__EXERCISE AIM__
The entries below should be quoted exactly, with no pictures carried over.

__DATA PROVIDED__
========================================================================

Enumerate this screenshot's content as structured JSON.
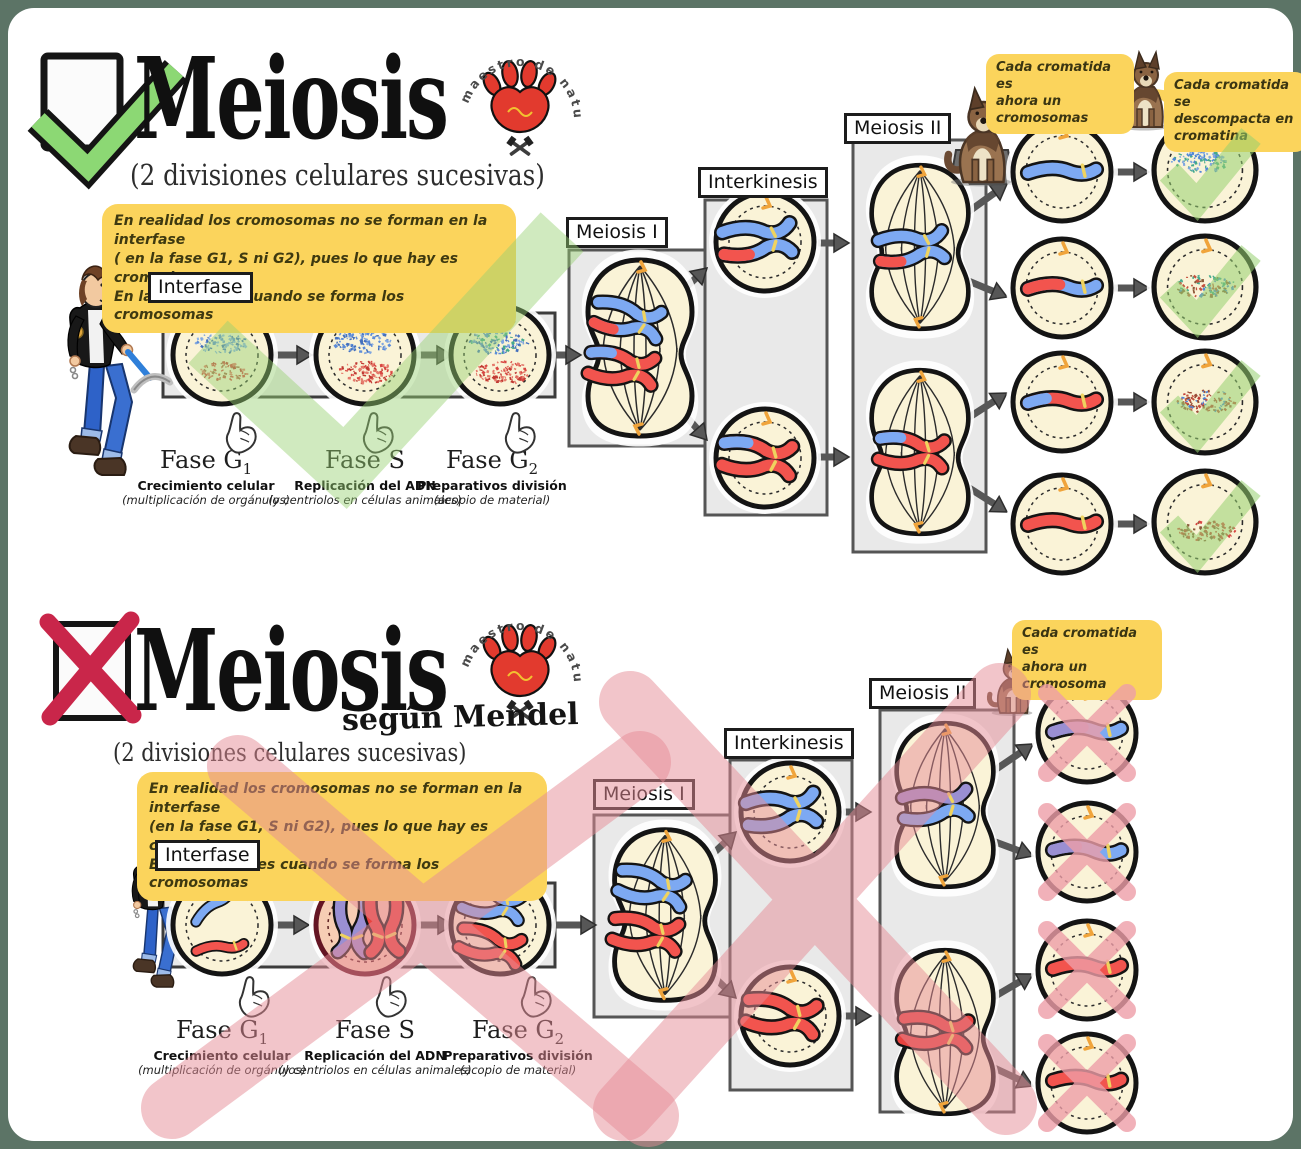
{
  "logo": {
    "arc_text": "maestro de naturales"
  },
  "phases": {
    "g1": {
      "name": "Fase G",
      "sub": "1",
      "desc": "Crecimiento celular",
      "detail": "(multiplicación de orgánulos)"
    },
    "s": {
      "name": "Fase S",
      "sub": "",
      "desc": "Replicación del ADN",
      "detail": "(y centriolos en células animales)"
    },
    "g2": {
      "name": "Fase G",
      "sub": "2",
      "desc": "Preparativos división",
      "detail": "(acopio de material)"
    }
  },
  "top": {
    "title": "Meiosis",
    "subtitle": "(2 divisiones celulares sucesivas)",
    "note": "En realidad los cromosomas no se forman en la interfase\n( en la fase G1, S ni G2), pues lo que hay es cromatina.\nEn la meiosis es cuando se forma los cromosomas",
    "interfase_label": "Interfase",
    "meiosis1_label": "Meiosis I",
    "interkinesis_label": "Interkinesis",
    "meiosis2_label": "Meiosis II",
    "bubble_chromosome": "Cada cromatida es\nahora un cromosomas",
    "bubble_chromatin": "Cada cromatida se\ndescompacta en\ncromatina"
  },
  "bottom": {
    "title": "Meiosis",
    "mendel_subtitle": "según Mendel",
    "subtitle": "(2 divisiones celulares sucesivas)",
    "note": "En realidad los cromosomas no se forman en la interfase\n(en la fase G1, S ni G2), pues lo que hay es cromatina.\nEn la meiosis es cuando se forma los cromosomas",
    "interfase_label": "Interfase",
    "meiosis1_label": "Meiosis I",
    "interkinesis_label": "Interkinesis",
    "meiosis2_label": "Meiosis II",
    "bubble_chromosome": "Cada cromatida es\nahora un cromosoma"
  },
  "colors": {
    "background": "#5C7466",
    "panel": "#FFFFFF",
    "cell_fill": "#FAF3D7",
    "note_yellow": "#FBD45C",
    "chromosome_blue": "#7DA9F2",
    "chromosome_red": "#F2544E",
    "chromosome_purple": "#9A8FD2",
    "check_green": "#8CD874",
    "cross_red": "#C9264A",
    "overlay_green": "#97CE72",
    "overlay_pink": "#E78A96"
  }
}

========================================================================

__COMPLETE RESPONSE__
Enumerate this screenshot's content as structured JSON.
{
  "logo": {
    "arc_text": "maestro de naturales"
  },
  "phases": {
    "g1": {
      "name": "Fase G",
      "sub": "1",
      "desc": "Crecimiento celular",
      "detail": "(multiplicación de orgánulos)"
    },
    "s": {
      "name": "Fase S",
      "sub": "",
      "desc": "Replicación del ADN",
      "detail": "(y centriolos en células animales)"
    },
    "g2": {
      "name": "Fase G",
      "sub": "2",
      "desc": "Preparativos división",
      "detail": "(acopio de material)"
    }
  },
  "top": {
    "title": "Meiosis",
    "subtitle": "(2 divisiones celulares sucesivas)",
    "note": "En realidad los cromosomas no se forman en la interfase\n( en la fase G1, S ni G2), pues lo que hay es cromatina.\nEn la meiosis es cuando se forma los cromosomas",
    "interfase_label": "Interfase",
    "meiosis1_label": "Meiosis I",
    "interkinesis_label": "Interkinesis",
    "meiosis2_label": "Meiosis II",
    "bubble_chromosome": "Cada cromatida es\nahora un cromosomas",
    "bubble_chromatin": "Cada cromatida se\ndescompacta en\ncromatina"
  },
  "bottom": {
    "title": "Meiosis",
    "mendel_subtitle": "según Mendel",
    "subtitle": "(2 divisiones celulares sucesivas)",
    "note": "En realidad los cromosomas no se forman en la interfase\n(en la fase G1, S ni G2), pues lo que hay es cromatina.\nEn la meiosis es cuando se forma los cromosomas",
    "interfase_label": "Interfase",
    "meiosis1_label": "Meiosis I",
    "interkinesis_label": "Interkinesis",
    "meiosis2_label": "Meiosis II",
    "bubble_chromosome": "Cada cromatida es\nahora un cromosoma"
  },
  "colors": {
    "background": "#5C7466",
    "panel": "#FFFFFF",
    "cell_fill": "#FAF3D7",
    "note_yellow": "#FBD45C",
    "chromosome_blue": "#7DA9F2",
    "chromosome_red": "#F2544E",
    "chromosome_purple": "#9A8FD2",
    "check_green": "#8CD874",
    "cross_red": "#C9264A",
    "overlay_green": "#97CE72",
    "overlay_pink": "#E78A96"
  }
}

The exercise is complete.